▶ Supplied entries
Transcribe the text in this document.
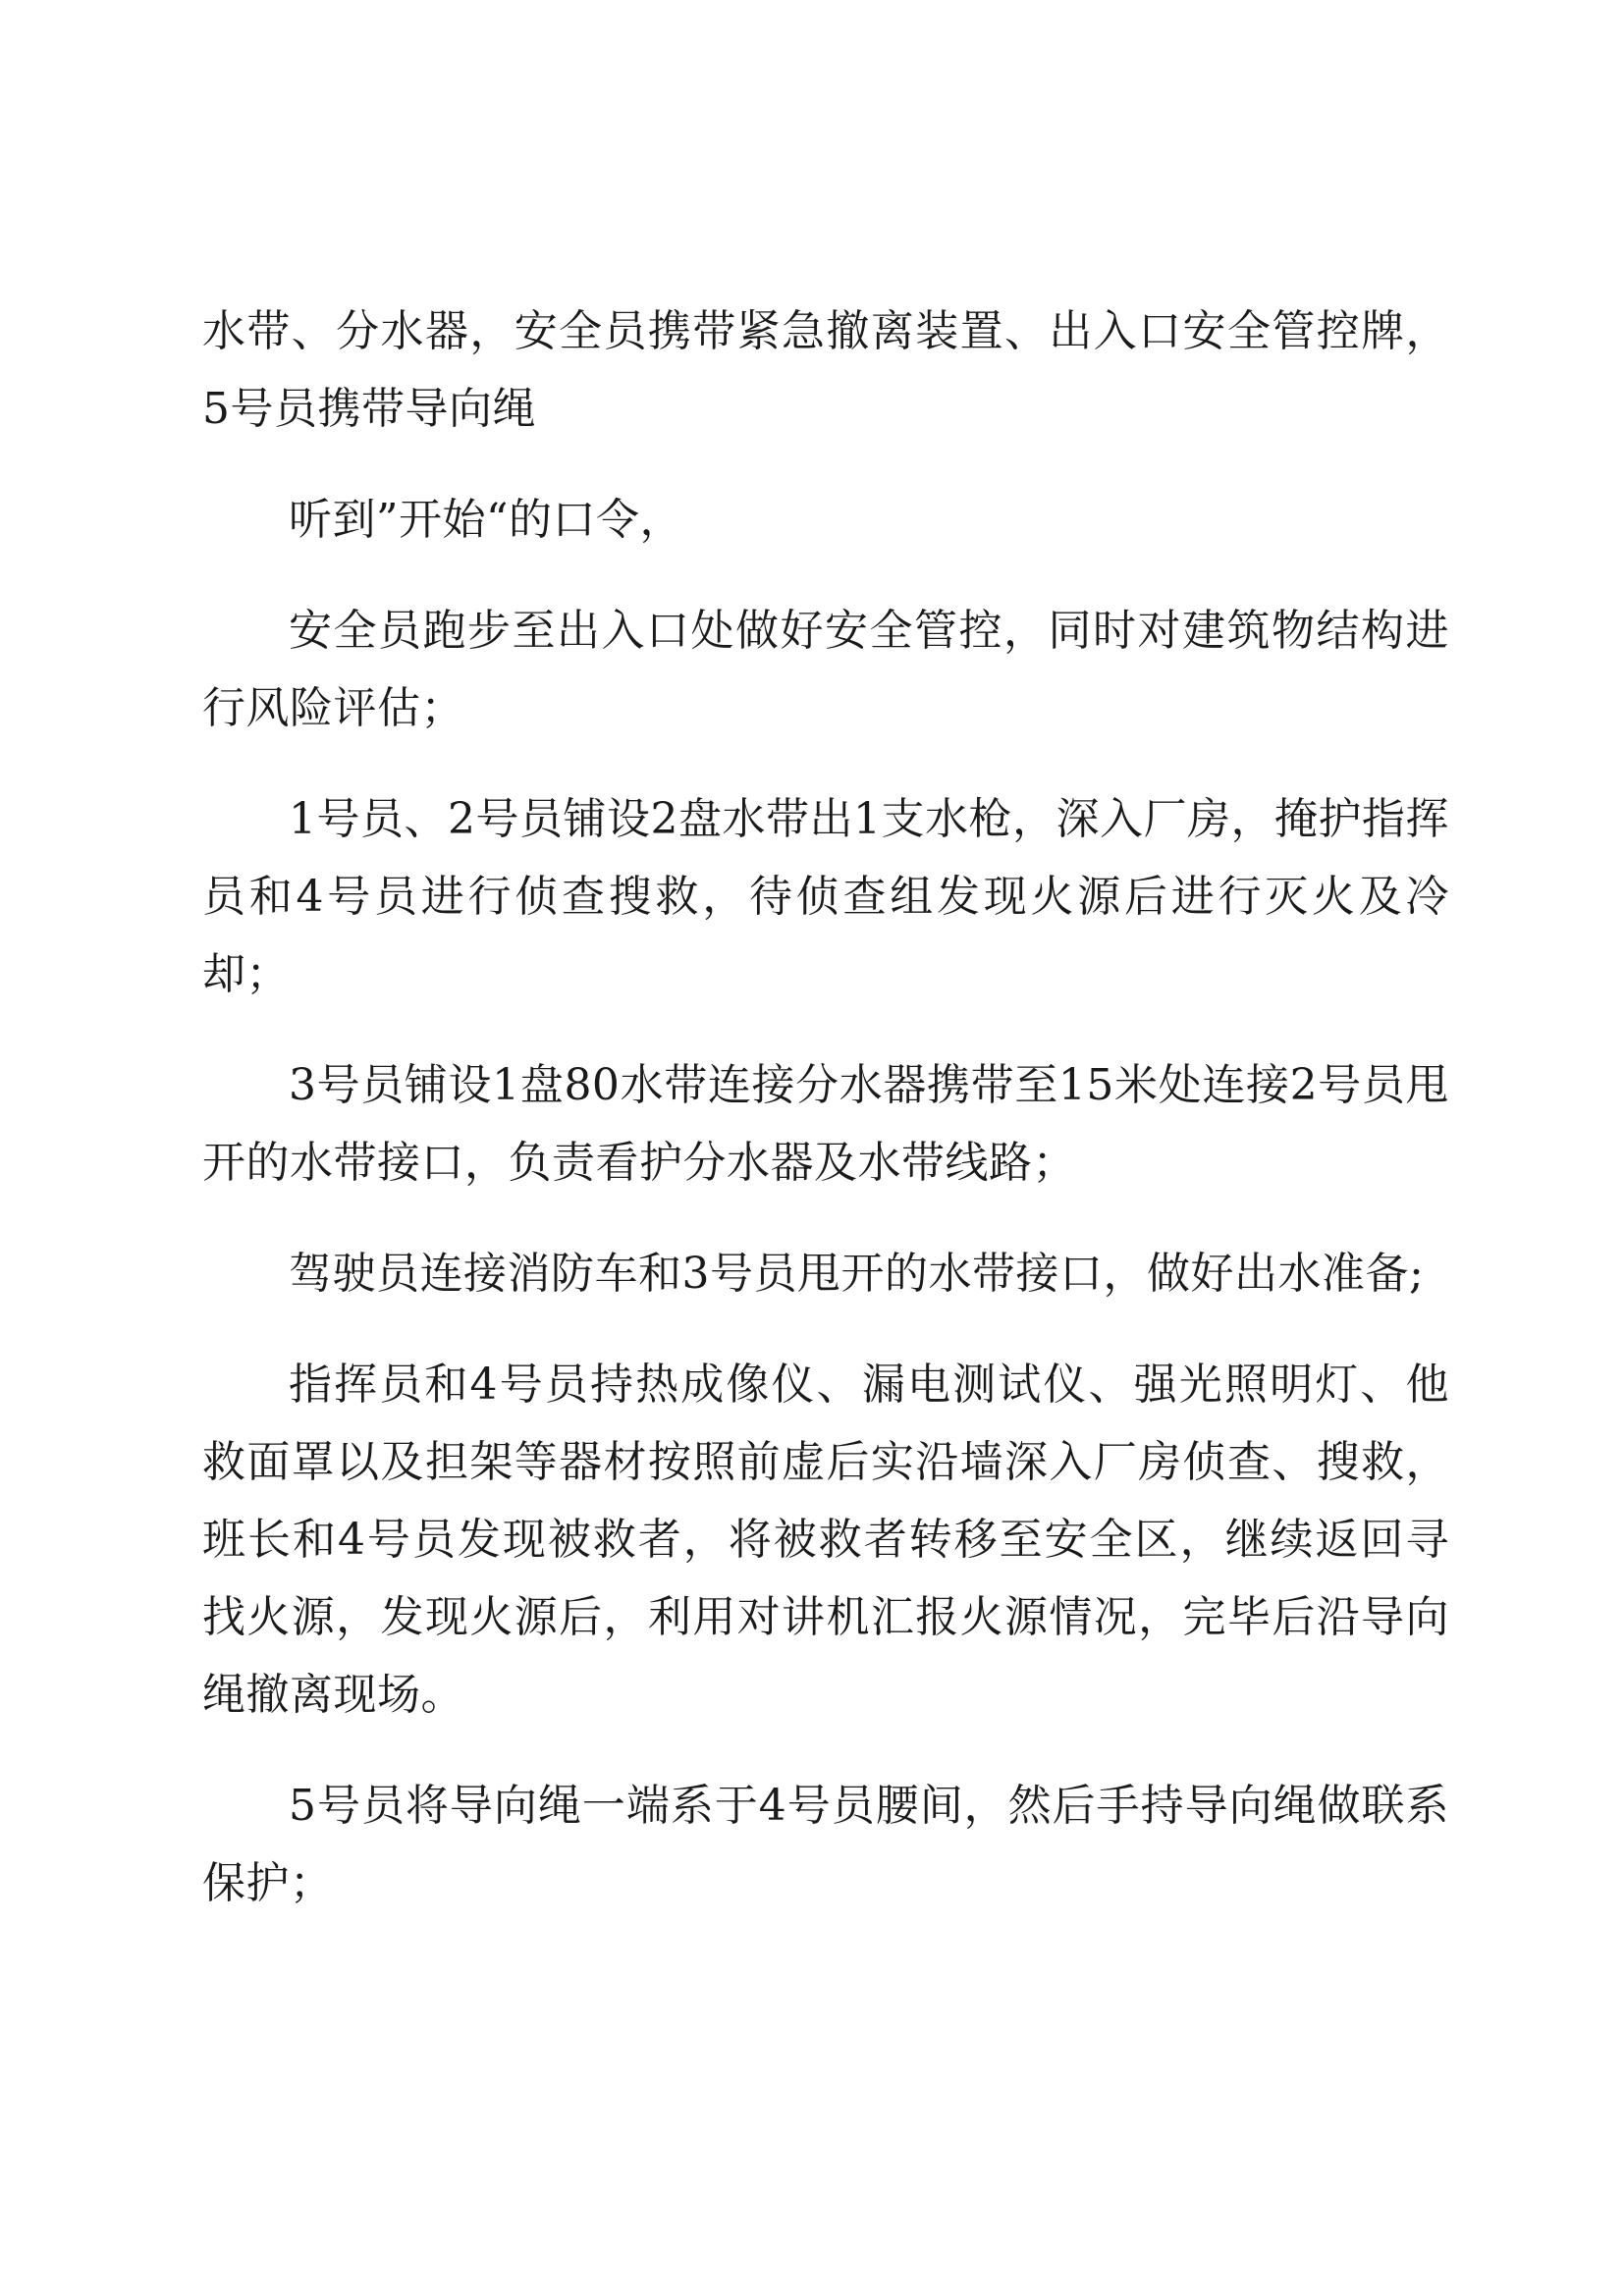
水带、分水器，安全员携带紧急撤离装置、出入口安全管控牌，5号员携带导向绳

听到”开始“的口令，

安全员跑步至出入口处做好安全管控，同时对建筑物结构进行风险评估；

1号员、2号员铺设2盘水带出1支水枪，深入厂房，掩护指挥员和4号员进行侦查搜救，待侦查组发现火源后进行灭火及冷却；

3号员铺设1盘80水带连接分水器携带至15米处连接2号员甩开的水带接口，负责看护分水器及水带线路；

驾驶员连接消防车和3号员甩开的水带接口，做好出水准备;

指挥员和4号员持热成像仪、漏电测试仪、强光照明灯、他救面罩以及担架等器材按照前虚后实沿墙深入厂房侦查、搜救，班长和4号员发现被救者，将被救者转移至安全区，继续返回寻找火源，发现火源后，利用对讲机汇报火源情况，完毕后沿导向绳撤离现场。

5号员将导向绳一端系于4号员腰间，然后手持导向绳做联系保护；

▶ What is required
Copy every line above word for word and exclude the pictures.

▶ Written answer
Transcribe the text in this document.
水带、分水器，安全员携带紧急撤离装置、出入口安全管控牌，5号员携带导向绳

听到”开始“的口令，

安全员跑步至出入口处做好安全管控，同时对建筑物结构进行风险评估；

1号员、2号员铺设2盘水带出1支水枪，深入厂房，掩护指挥员和4号员进行侦查搜救，待侦查组发现火源后进行灭火及冷却；

3号员铺设1盘80水带连接分水器携带至15米处连接2号员甩开的水带接口，负责看护分水器及水带线路；

驾驶员连接消防车和3号员甩开的水带接口，做好出水准备;

指挥员和4号员持热成像仪、漏电测试仪、强光照明灯、他救面罩以及担架等器材按照前虚后实沿墙深入厂房侦查、搜救，班长和4号员发现被救者，将被救者转移至安全区，继续返回寻找火源，发现火源后，利用对讲机汇报火源情况，完毕后沿导向绳撤离现场。

5号员将导向绳一端系于4号员腰间，然后手持导向绳做联系保护；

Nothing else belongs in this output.